Your task:
Check every line below for the word "address" and show those that hold it.

Dataset:

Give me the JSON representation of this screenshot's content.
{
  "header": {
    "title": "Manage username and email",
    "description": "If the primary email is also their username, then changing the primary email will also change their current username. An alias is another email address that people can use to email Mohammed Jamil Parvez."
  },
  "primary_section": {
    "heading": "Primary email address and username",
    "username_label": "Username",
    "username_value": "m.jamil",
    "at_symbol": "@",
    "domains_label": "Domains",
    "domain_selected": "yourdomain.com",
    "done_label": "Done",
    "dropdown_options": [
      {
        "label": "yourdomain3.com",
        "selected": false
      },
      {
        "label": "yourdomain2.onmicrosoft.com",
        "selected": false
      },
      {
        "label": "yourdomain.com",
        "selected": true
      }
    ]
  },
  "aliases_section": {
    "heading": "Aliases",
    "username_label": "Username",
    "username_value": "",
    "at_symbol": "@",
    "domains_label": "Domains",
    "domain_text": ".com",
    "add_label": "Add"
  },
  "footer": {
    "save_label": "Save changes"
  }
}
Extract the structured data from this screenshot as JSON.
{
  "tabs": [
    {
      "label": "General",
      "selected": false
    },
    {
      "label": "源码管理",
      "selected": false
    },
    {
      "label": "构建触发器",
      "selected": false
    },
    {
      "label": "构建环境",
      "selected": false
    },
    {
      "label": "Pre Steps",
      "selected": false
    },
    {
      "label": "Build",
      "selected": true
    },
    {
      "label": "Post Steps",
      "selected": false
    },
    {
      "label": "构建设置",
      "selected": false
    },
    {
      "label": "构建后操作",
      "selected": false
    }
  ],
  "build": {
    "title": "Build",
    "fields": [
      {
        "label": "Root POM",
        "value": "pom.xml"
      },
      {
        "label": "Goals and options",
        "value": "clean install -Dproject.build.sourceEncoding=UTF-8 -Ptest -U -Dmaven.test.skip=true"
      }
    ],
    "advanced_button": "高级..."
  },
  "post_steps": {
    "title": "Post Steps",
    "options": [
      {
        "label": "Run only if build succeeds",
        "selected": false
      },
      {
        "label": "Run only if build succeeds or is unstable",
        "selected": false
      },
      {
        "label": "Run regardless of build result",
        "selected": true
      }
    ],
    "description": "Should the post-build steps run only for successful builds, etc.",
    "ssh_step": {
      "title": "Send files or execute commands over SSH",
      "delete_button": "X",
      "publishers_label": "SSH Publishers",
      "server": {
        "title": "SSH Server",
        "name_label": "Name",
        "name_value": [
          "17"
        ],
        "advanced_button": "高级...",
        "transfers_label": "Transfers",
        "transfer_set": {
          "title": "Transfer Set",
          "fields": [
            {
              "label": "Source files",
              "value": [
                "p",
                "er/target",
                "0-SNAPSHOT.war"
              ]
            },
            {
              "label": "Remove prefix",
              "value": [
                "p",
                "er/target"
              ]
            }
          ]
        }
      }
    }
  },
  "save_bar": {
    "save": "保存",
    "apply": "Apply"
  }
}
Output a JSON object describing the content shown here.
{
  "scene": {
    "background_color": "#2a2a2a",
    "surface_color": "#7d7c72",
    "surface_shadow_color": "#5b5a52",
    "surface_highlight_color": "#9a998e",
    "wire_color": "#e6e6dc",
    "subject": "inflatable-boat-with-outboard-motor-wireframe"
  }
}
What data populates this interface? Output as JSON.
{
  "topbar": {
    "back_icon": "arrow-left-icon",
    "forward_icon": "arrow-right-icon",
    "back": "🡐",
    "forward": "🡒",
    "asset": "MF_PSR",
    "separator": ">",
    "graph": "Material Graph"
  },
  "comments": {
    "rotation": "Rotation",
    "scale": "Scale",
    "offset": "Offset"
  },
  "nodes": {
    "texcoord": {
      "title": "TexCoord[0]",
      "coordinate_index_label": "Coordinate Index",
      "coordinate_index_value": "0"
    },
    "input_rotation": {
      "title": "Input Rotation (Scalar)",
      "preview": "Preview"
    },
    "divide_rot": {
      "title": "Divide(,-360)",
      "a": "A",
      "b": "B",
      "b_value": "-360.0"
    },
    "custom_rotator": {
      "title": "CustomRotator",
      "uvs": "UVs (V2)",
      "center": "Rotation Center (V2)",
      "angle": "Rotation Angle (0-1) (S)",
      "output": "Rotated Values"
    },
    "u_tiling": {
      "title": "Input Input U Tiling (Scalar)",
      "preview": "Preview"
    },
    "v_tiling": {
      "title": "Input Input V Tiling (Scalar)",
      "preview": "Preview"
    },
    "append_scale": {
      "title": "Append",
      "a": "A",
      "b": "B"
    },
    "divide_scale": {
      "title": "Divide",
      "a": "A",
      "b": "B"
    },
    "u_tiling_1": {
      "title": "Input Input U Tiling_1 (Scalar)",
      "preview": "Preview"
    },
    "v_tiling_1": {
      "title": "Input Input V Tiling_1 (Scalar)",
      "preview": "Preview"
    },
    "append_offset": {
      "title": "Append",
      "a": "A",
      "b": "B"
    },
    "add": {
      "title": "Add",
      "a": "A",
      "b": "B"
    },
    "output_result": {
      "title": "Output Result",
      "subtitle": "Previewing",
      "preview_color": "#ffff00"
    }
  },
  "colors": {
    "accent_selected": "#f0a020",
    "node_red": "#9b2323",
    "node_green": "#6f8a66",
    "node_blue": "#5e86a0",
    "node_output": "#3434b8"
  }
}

The solution:
    "description": "If the primary email is also their username, then changing the primary email will also change their current username. An alias is another email address that people can use to email Mohammed Jamil Parvez."
    "heading": "Primary email address and username",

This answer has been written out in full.